* **Goal**
State only the count of lines in the listing below that hold "name".

───── Dataset extract

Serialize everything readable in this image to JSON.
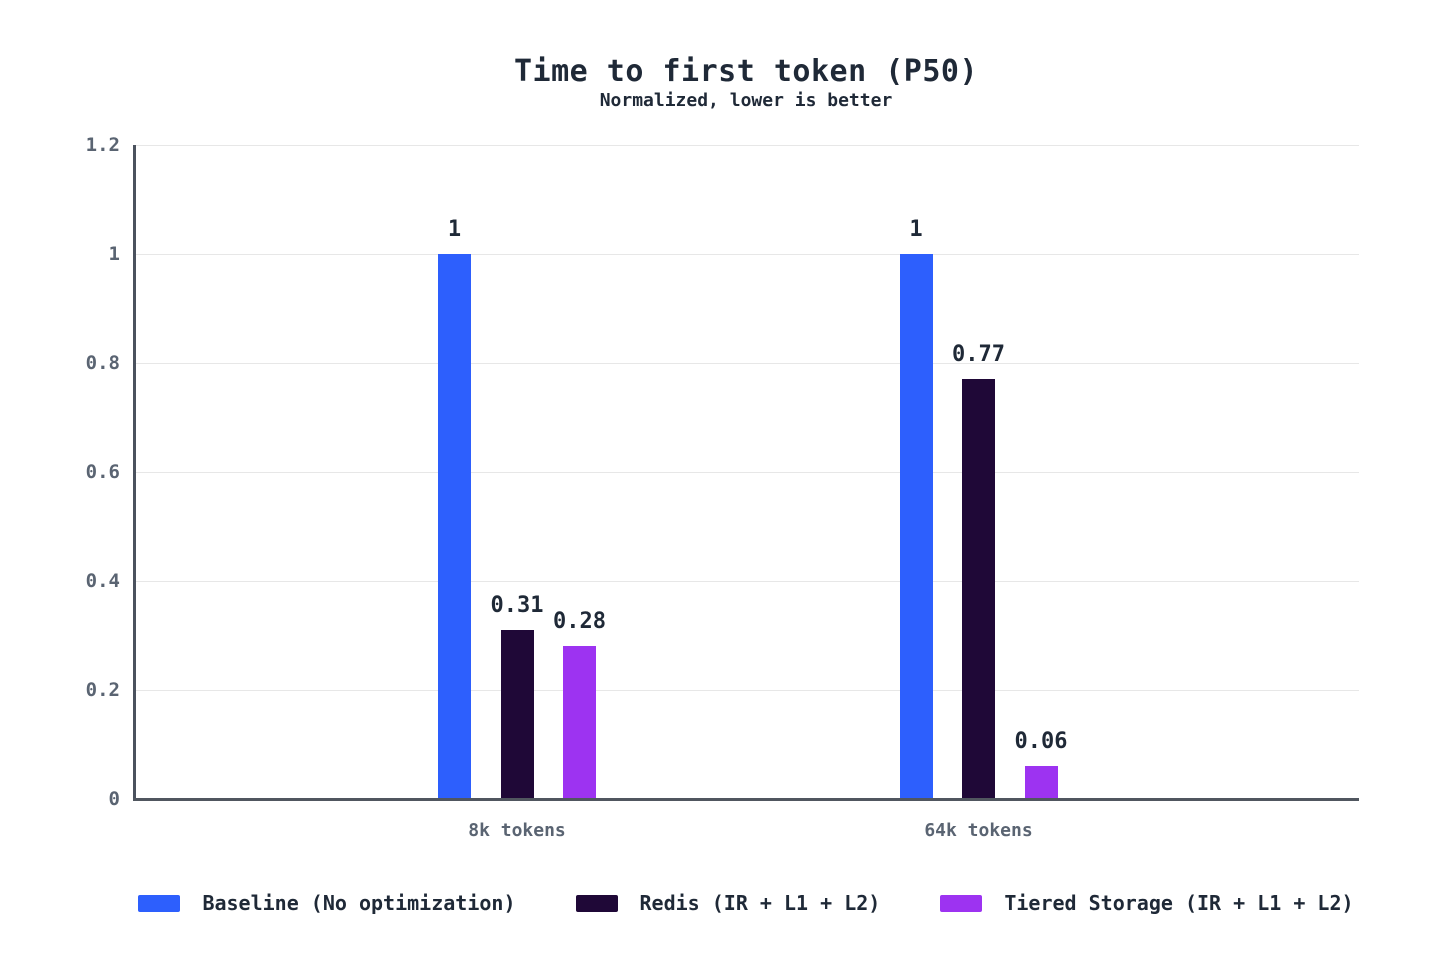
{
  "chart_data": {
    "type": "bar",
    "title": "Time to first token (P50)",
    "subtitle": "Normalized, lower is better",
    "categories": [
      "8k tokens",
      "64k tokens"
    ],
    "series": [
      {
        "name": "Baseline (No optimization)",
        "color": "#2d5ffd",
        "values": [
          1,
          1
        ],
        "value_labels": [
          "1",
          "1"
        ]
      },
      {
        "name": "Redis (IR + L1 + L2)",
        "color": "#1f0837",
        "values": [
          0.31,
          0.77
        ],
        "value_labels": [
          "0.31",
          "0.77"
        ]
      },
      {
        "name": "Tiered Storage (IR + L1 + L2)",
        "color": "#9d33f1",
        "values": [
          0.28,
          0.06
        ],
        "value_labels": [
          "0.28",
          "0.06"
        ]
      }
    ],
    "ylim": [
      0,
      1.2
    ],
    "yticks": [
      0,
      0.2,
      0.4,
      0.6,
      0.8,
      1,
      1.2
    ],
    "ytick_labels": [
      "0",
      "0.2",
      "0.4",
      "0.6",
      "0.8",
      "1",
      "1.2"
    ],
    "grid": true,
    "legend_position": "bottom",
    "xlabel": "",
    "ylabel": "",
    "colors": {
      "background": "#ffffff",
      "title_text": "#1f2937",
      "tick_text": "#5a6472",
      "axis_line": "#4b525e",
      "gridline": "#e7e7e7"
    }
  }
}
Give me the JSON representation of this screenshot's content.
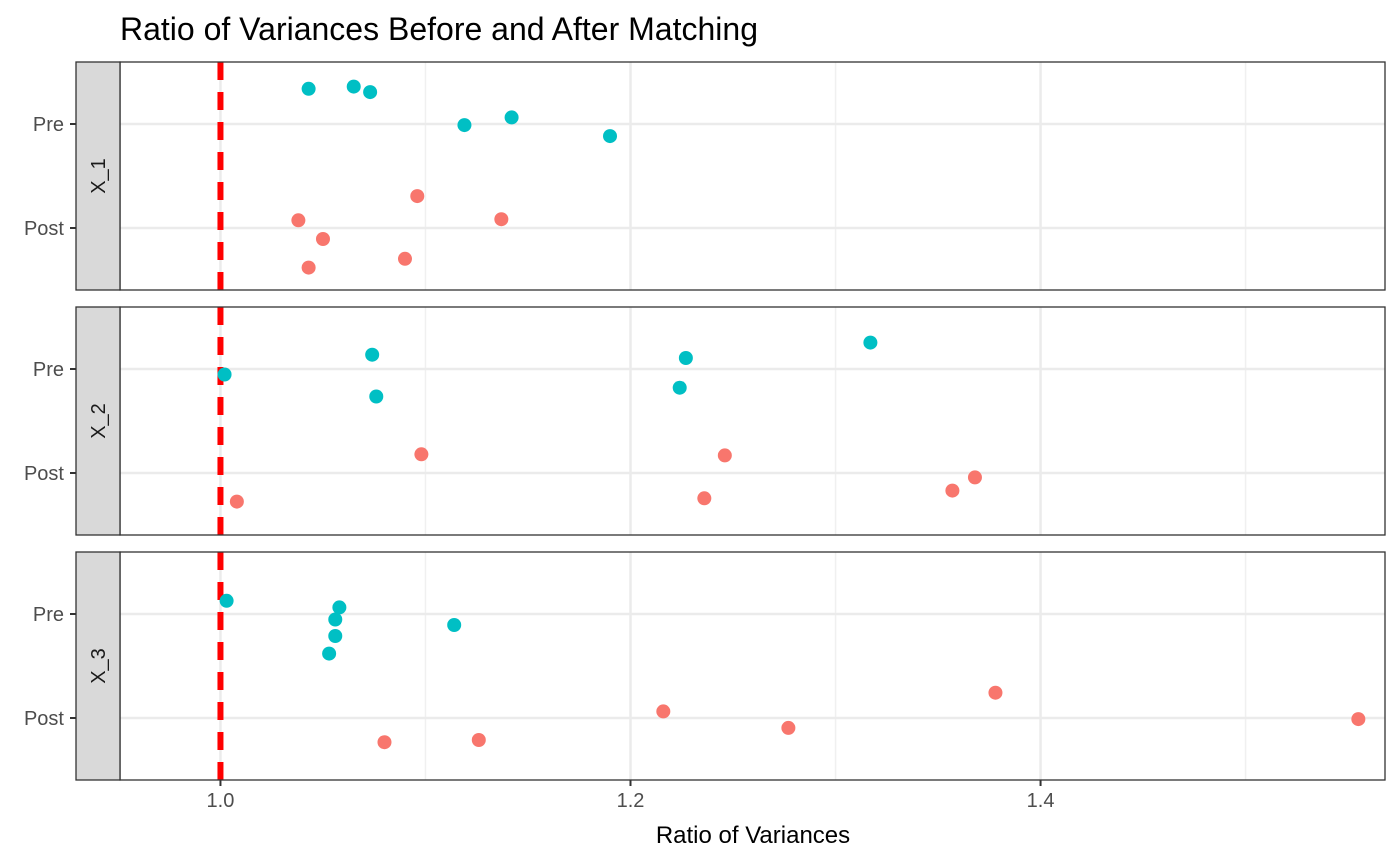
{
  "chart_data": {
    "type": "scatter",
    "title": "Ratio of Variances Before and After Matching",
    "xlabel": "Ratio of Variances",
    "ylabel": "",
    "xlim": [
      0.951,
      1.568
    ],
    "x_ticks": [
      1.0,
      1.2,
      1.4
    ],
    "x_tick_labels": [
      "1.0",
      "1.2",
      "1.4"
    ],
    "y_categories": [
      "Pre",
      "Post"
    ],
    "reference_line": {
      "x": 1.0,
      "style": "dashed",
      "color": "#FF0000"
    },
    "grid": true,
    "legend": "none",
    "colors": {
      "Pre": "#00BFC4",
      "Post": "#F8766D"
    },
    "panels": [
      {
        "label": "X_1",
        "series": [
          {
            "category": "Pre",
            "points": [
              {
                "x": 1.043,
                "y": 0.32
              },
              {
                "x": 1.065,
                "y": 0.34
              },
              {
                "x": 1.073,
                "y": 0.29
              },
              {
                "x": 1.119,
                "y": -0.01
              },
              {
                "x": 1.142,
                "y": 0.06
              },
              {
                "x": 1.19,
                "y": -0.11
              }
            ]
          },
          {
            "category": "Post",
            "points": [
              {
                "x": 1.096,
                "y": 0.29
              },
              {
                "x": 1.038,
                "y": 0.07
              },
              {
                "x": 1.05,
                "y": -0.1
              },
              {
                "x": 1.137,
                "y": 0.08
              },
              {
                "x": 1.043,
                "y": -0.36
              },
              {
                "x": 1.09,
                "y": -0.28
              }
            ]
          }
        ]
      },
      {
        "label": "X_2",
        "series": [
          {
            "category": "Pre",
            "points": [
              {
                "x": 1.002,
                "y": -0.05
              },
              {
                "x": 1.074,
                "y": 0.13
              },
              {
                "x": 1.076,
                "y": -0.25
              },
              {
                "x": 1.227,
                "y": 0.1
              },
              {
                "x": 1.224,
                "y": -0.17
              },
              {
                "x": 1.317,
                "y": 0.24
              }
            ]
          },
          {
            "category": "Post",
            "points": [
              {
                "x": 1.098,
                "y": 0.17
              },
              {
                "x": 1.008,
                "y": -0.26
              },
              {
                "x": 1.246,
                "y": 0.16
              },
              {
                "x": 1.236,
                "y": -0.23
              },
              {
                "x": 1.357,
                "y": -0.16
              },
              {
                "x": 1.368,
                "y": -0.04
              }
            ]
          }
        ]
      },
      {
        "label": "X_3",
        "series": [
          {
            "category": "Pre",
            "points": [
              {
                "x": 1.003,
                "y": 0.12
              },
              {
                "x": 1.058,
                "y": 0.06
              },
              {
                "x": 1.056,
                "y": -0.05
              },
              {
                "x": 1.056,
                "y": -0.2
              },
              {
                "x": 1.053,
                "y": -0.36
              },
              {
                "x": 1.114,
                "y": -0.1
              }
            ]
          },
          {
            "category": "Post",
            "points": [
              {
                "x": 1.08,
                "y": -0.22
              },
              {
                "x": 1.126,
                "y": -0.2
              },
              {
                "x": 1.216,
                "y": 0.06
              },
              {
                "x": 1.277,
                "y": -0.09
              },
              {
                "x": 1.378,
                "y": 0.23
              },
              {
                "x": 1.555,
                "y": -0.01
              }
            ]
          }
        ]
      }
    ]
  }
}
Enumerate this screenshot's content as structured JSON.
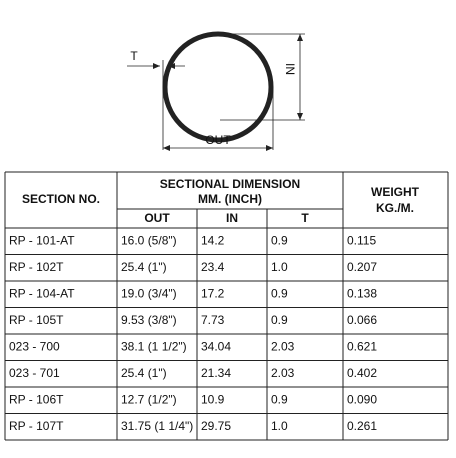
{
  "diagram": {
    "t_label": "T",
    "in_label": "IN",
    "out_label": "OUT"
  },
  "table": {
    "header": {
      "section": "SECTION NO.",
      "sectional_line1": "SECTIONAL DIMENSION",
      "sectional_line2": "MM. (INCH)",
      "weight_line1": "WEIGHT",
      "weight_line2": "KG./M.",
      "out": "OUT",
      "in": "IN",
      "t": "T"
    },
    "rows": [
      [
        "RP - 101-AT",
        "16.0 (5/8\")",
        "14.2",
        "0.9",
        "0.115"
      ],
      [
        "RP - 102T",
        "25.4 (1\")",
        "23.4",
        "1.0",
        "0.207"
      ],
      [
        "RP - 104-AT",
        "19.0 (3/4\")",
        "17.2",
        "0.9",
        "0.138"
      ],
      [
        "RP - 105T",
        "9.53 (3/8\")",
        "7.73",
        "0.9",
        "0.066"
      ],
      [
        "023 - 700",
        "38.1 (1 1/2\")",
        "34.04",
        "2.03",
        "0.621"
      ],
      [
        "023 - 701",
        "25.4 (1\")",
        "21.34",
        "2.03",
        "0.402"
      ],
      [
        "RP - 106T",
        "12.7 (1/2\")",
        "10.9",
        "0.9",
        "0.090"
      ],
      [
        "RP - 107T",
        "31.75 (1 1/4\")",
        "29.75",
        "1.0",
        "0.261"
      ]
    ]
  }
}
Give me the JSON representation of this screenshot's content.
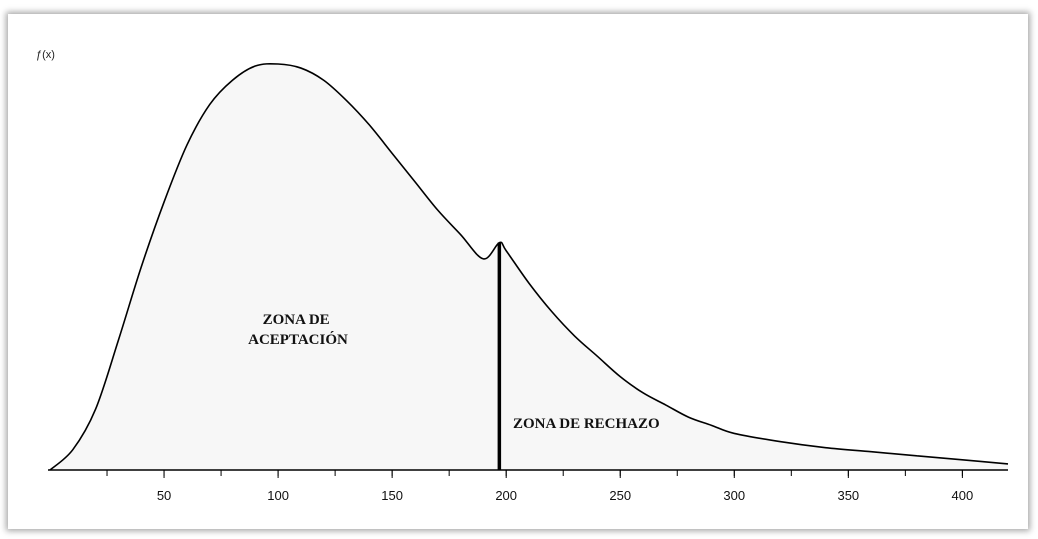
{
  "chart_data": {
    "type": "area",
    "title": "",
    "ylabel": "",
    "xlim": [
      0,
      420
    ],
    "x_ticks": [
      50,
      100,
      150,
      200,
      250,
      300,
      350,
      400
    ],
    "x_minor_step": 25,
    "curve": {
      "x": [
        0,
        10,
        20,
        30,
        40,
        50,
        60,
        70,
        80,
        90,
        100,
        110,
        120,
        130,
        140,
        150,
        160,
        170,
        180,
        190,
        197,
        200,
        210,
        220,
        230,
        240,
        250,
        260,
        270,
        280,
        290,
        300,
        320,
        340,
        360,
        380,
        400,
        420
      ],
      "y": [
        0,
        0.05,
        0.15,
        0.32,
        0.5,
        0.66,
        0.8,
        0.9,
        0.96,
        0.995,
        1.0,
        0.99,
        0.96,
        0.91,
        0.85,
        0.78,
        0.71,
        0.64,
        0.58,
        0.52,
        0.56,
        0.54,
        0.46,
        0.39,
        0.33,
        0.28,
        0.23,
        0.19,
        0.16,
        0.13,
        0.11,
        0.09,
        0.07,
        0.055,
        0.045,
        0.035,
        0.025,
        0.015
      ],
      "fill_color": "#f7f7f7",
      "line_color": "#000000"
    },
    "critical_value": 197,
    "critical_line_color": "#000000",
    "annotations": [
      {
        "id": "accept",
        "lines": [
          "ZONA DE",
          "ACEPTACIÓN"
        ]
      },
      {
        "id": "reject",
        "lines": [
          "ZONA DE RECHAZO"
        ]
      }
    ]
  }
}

──────────

* **Reply to the exercise**
3